■ PROBLEM DESCRIPTION ■
Set down the material below word for word, excluding the pictures.

■ THE INPUT ■

— start —

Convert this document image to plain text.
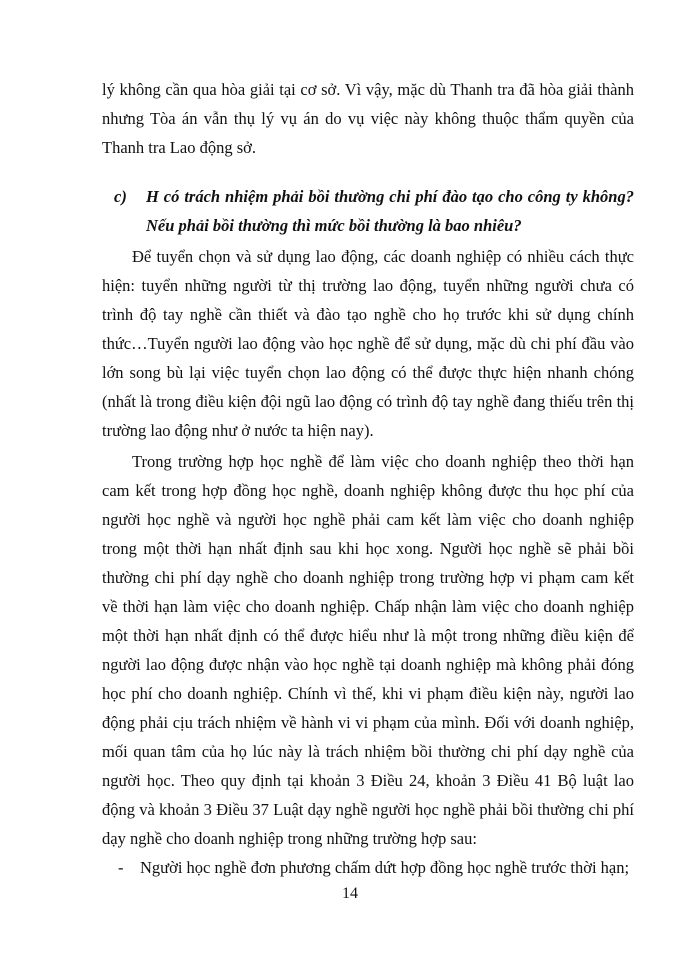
lý không cần qua hòa giải tại cơ sở. Vì vậy, mặc dù Thanh tra đã hòa giải thành nhưng Tòa án vẫn thụ lý vụ án do vụ việc này không thuộc thẩm quyền của Thanh tra Lao động sở.

c)	H có trách nhiệm phải bồi thường chi phí đào tạo cho công ty không? Nếu phải bồi thường thì mức bồi thường là bao nhiêu?

Để tuyển chọn và sử dụng lao động, các doanh nghiệp có nhiều cách thực hiện: tuyển những người từ thị trường lao động, tuyển những người chưa có trình độ tay nghề cần thiết và đào tạo nghề cho họ trước khi sử dụng chính thức…Tuyển người lao động vào học nghề để sử dụng, mặc dù chi phí đầu vào lớn song bù lại việc tuyển chọn lao động có thể được thực hiện nhanh chóng (nhất là trong điều kiện đội ngũ lao động có trình độ tay nghề đang thiếu trên thị trường lao động như ở nước ta hiện nay).

Trong trường hợp học nghề để làm việc cho doanh nghiệp theo thời hạn cam kết trong hợp đồng học nghề, doanh nghiệp không được thu học phí của người học nghề và người học nghề phải cam kết làm việc cho doanh nghiệp trong một thời hạn nhất định sau khi học xong. Người học nghề sẽ phải bồi thường chi phí dạy nghề cho doanh nghiệp trong trường hợp vi phạm cam kết về thời hạn làm việc cho doanh nghiệp. Chấp nhận làm việc cho doanh nghiệp một thời hạn nhất định có thể được hiểu như là một trong những điều kiện để người lao động được nhận vào học nghề tại doanh nghiệp mà không phải đóng học phí cho doanh nghiệp. Chính vì thế, khi vi phạm điều kiện này, người lao động phải cịu trách nhiệm về hành vi vi phạm của mình. Đối với doanh nghiệp, mối quan tâm của họ lúc này là trách nhiệm bồi thường chi phí dạy nghề của người học. Theo quy định tại khoản 3 Điều 24, khoản 3 Điều 41 Bộ luật lao động và khoản 3 Điều 37 Luật dạy nghề người học nghề phải bồi thường chi phí dạy nghề cho doanh nghiệp trong những trường hợp sau:

-	Người học nghề đơn phương chấm dứt hợp đồng học nghề trước thời hạn;
14
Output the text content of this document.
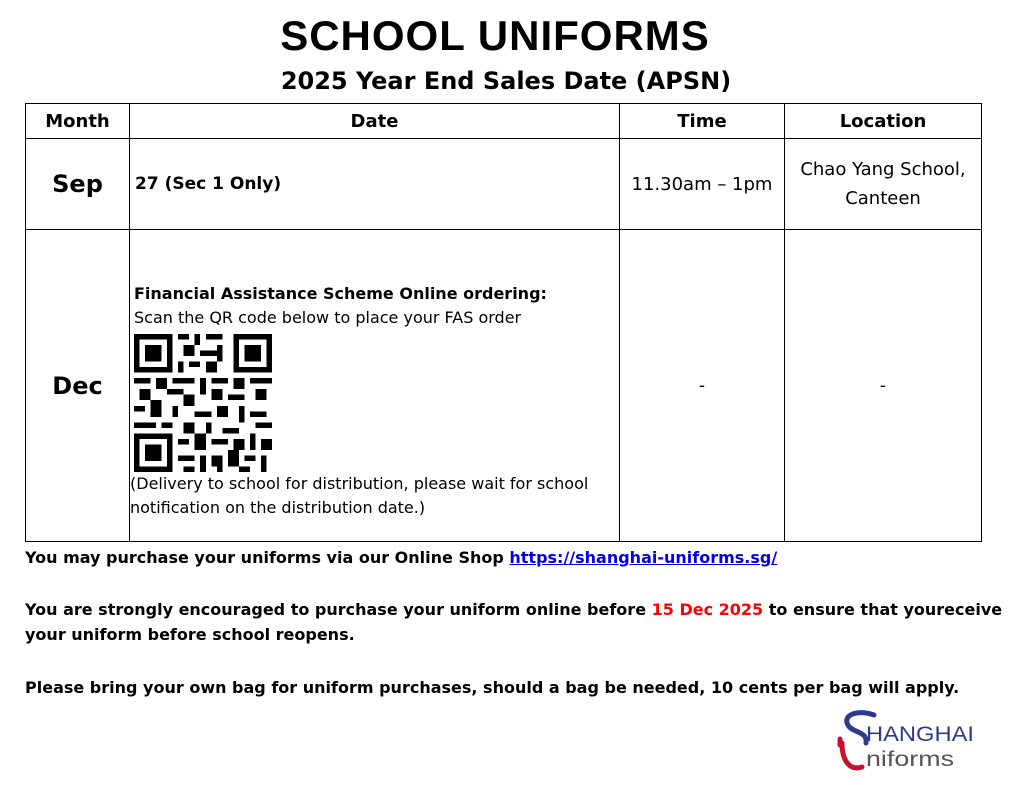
SCHOOL UNIFORMS
2025 Year End Sales Date (APSN)
Month	Date	Time	Location
Sep	27 (Sec 1 Only)	11.30am – 1pm	Chao Yang School,
Canteen

Dec	Financial Assistance Scheme Online ordering:
Scan the QR code below to place your FAS order
(Delivery to school for distribution, please wait for school
notification on the distribution date.)	-	-
You may purchase your uniforms via our Online Shop https://shanghai-uniforms.sg/
You are strongly encouraged to purchase your uniform online before 15 Dec 2025 to ensure that youreceive
your uniform before school reopens.
Please bring your own bag for uniform purchases, should a bag be needed, 10 cents per bag will apply.
HANGHAI
niforms
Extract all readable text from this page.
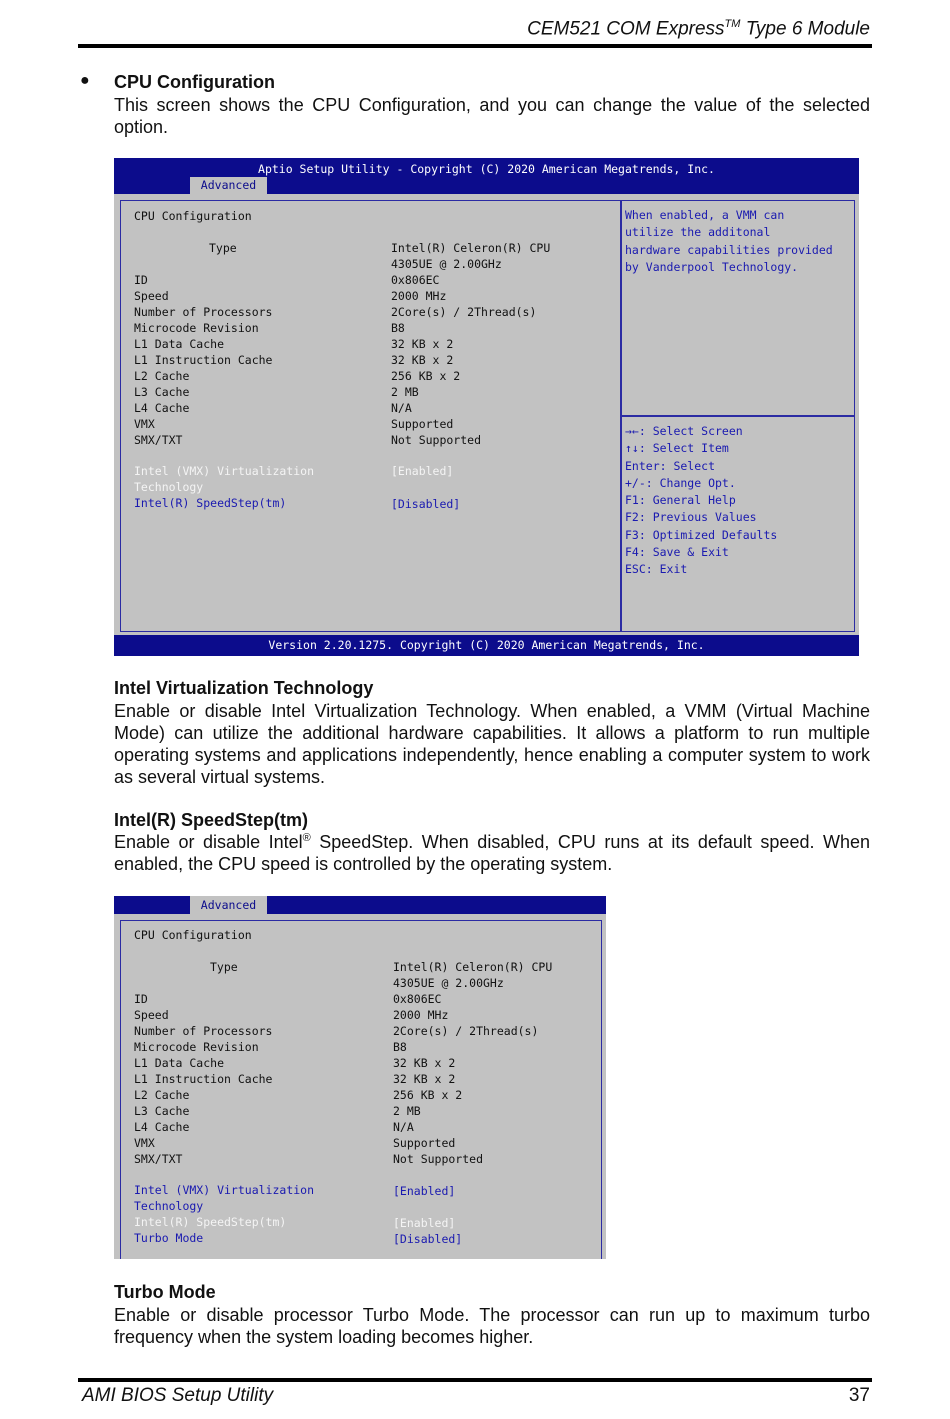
CEM521 COM Express™ Type 6 Module
● CPU Configuration
This screen shows the CPU Configuration, and you can change the value of the selected option.
Aptio Setup Utility - Copyright (C) 2020 American Megatrends, Inc.
Advanced
CPU Configuration
Type	Intel(R) Celeron(R) CPU
4305UE @ 2.00GHz
ID	0x806EC
Speed	2000 MHz
Number of Processors	2Core(s) / 2Thread(s)
Microcode Revision	B8
L1 Data Cache	32 KB x 2
L1 Instruction Cache	32 KB x 2
L2 Cache	256 KB x 2
L3 Cache	2 MB
L4 Cache	N/A
VMX	Supported
SMX/TXT	Not Supported
Intel (VMX) Virtualization
Technology
[Enabled]
Intel(R) SpeedStep(tm)	[Disabled]
When enabled, a VMM can
utilize the additonal
hardware capabilities provided
by Vanderpool Technology.
→←: Select Screen
↑↓: Select Item
Enter: Select
+/-: Change Opt.
F1: General Help
F2: Previous Values
F3: Optimized Defaults
F4: Save & Exit
ESC: Exit
Version 2.20.1275. Copyright (C) 2020 American Megatrends, Inc.
Intel Virtualization Technology
Enable or disable Intel Virtualization Technology. When enabled, a VMM (Virtual Machine Mode) can utilize the additional hardware capabilities. It allows a platform to run multiple operating systems and applications independently, hence enabling a computer system to work as several virtual systems.
Intel(R) SpeedStep(tm)
Enable or disable Intel® SpeedStep. When disabled, CPU runs at its default speed. When enabled, the CPU speed is controlled by the operating system.
Advanced
CPU Configuration
Type	Intel(R) Celeron(R) CPU
4305UE @ 2.00GHz
ID	0x806EC
Speed	2000 MHz
Number of Processors	2Core(s) / 2Thread(s)
Microcode Revision	B8
L1 Data Cache	32 KB x 2
L1 Instruction Cache	32 KB x 2
L2 Cache	256 KB x 2
L3 Cache	2 MB
L4 Cache	N/A
VMX	Supported
SMX/TXT	Not Supported
Intel (VMX) Virtualization
Technology
[Enabled]
Intel(R) SpeedStep(tm)	[Enabled]
Turbo Mode	[Disabled]
Turbo Mode
Enable or disable processor Turbo Mode. The processor can run up to maximum turbo frequency when the system loading becomes higher.
AMI BIOS Setup Utility	37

— end —

■ RESPONSE TO THE EXERCISE ■
Convert this document image to plain text.
lý không cần qua hòa giải tại cơ sở. Vì vậy, mặc dù Thanh tra đã hòa giải thành nhưng Tòa án vẫn thụ lý vụ án do vụ việc này không thuộc thẩm quyền của Thanh tra Lao động sở.

c)	H có trách nhiệm phải bồi thường chi phí đào tạo cho công ty không? Nếu phải bồi thường thì mức bồi thường là bao nhiêu?

Để tuyển chọn và sử dụng lao động, các doanh nghiệp có nhiều cách thực hiện: tuyển những người từ thị trường lao động, tuyển những người chưa có trình độ tay nghề cần thiết và đào tạo nghề cho họ trước khi sử dụng chính thức…Tuyển người lao động vào học nghề để sử dụng, mặc dù chi phí đầu vào lớn song bù lại việc tuyển chọn lao động có thể được thực hiện nhanh chóng (nhất là trong điều kiện đội ngũ lao động có trình độ tay nghề đang thiếu trên thị trường lao động như ở nước ta hiện nay).

Trong trường hợp học nghề để làm việc cho doanh nghiệp theo thời hạn cam kết trong hợp đồng học nghề, doanh nghiệp không được thu học phí của người học nghề và người học nghề phải cam kết làm việc cho doanh nghiệp trong một thời hạn nhất định sau khi học xong. Người học nghề sẽ phải bồi thường chi phí dạy nghề cho doanh nghiệp trong trường hợp vi phạm cam kết về thời hạn làm việc cho doanh nghiệp. Chấp nhận làm việc cho doanh nghiệp một thời hạn nhất định có thể được hiểu như là một trong những điều kiện để người lao động được nhận vào học nghề tại doanh nghiệp mà không phải đóng học phí cho doanh nghiệp. Chính vì thế, khi vi phạm điều kiện này, người lao động phải cịu trách nhiệm về hành vi vi phạm của mình. Đối với doanh nghiệp, mối quan tâm của họ lúc này là trách nhiệm bồi thường chi phí dạy nghề của người học. Theo quy định tại khoản 3 Điều 24, khoản 3 Điều 41 Bộ luật lao động và khoản 3 Điều 37 Luật dạy nghề người học nghề phải bồi thường chi phí dạy nghề cho doanh nghiệp trong những trường hợp sau:

-	Người học nghề đơn phương chấm dứt hợp đồng học nghề trước thời hạn;
14
Output the text content of this document.
SCHOOL UNIFORMS
2025 Year End Sales Date (APSN)
Month	Date	Time	Location
Sep	27 (Sec 1 Only)	11.30am – 1pm	Chao Yang School,
Canteen

Dec	Financial Assistance Scheme Online ordering:
Scan the QR code below to place your FAS order
(Delivery to school for distribution, please wait for school
notification on the distribution date.)	-	-
You may purchase your uniforms via our Online Shop https://shanghai-uniforms.sg/
You are strongly encouraged to purchase your uniform online before 15 Dec 2025 to ensure that youreceive
your uniform before school reopens.
Please bring your own bag for uniform purchases, should a bag be needed, 10 cents per bag will apply.
HANGHAI
niforms
Extract all readable text from this page.
CEM521 COM Express™ Type 6 Module
● CPU Configuration
This screen shows the CPU Configuration, and you can change the value of the selected option.
Aptio Setup Utility - Copyright (C) 2020 American Megatrends, Inc.
Advanced
CPU Configuration
Type	Intel(R) Celeron(R) CPU
4305UE @ 2.00GHz
ID	0x806EC
Speed	2000 MHz
Number of Processors	2Core(s) / 2Thread(s)
Microcode Revision	B8
L1 Data Cache	32 KB x 2
L1 Instruction Cache	32 KB x 2
L2 Cache	256 KB x 2
L3 Cache	2 MB
L4 Cache	N/A
VMX	Supported
SMX/TXT	Not Supported
Intel (VMX) Virtualization
Technology
[Enabled]
Intel(R) SpeedStep(tm)	[Disabled]
When enabled, a VMM can
utilize the additonal
hardware capabilities provided
by Vanderpool Technology.
→←: Select Screen
↑↓: Select Item
Enter: Select
+/-: Change Opt.
F1: General Help
F2: Previous Values
F3: Optimized Defaults
F4: Save & Exit
ESC: Exit
Version 2.20.1275. Copyright (C) 2020 American Megatrends, Inc.
Intel Virtualization Technology
Enable or disable Intel Virtualization Technology. When enabled, a VMM (Virtual Machine Mode) can utilize the additional hardware capabilities. It allows a platform to run multiple operating systems and applications independently, hence enabling a computer system to work as several virtual systems.
Intel(R) SpeedStep(tm)
Enable or disable Intel® SpeedStep. When disabled, CPU runs at its default speed. When enabled, the CPU speed is controlled by the operating system.
Advanced
CPU Configuration
Type	Intel(R) Celeron(R) CPU
4305UE @ 2.00GHz
ID	0x806EC
Speed	2000 MHz
Number of Processors	2Core(s) / 2Thread(s)
Microcode Revision	B8
L1 Data Cache	32 KB x 2
L1 Instruction Cache	32 KB x 2
L2 Cache	256 KB x 2
L3 Cache	2 MB
L4 Cache	N/A
VMX	Supported
SMX/TXT	Not Supported
Intel (VMX) Virtualization
Technology
[Enabled]
Intel(R) SpeedStep(tm)	[Enabled]
Turbo Mode	[Disabled]
Turbo Mode
Enable or disable processor Turbo Mode. The processor can run up to maximum turbo frequency when the system loading becomes higher.
AMI BIOS Setup Utility	37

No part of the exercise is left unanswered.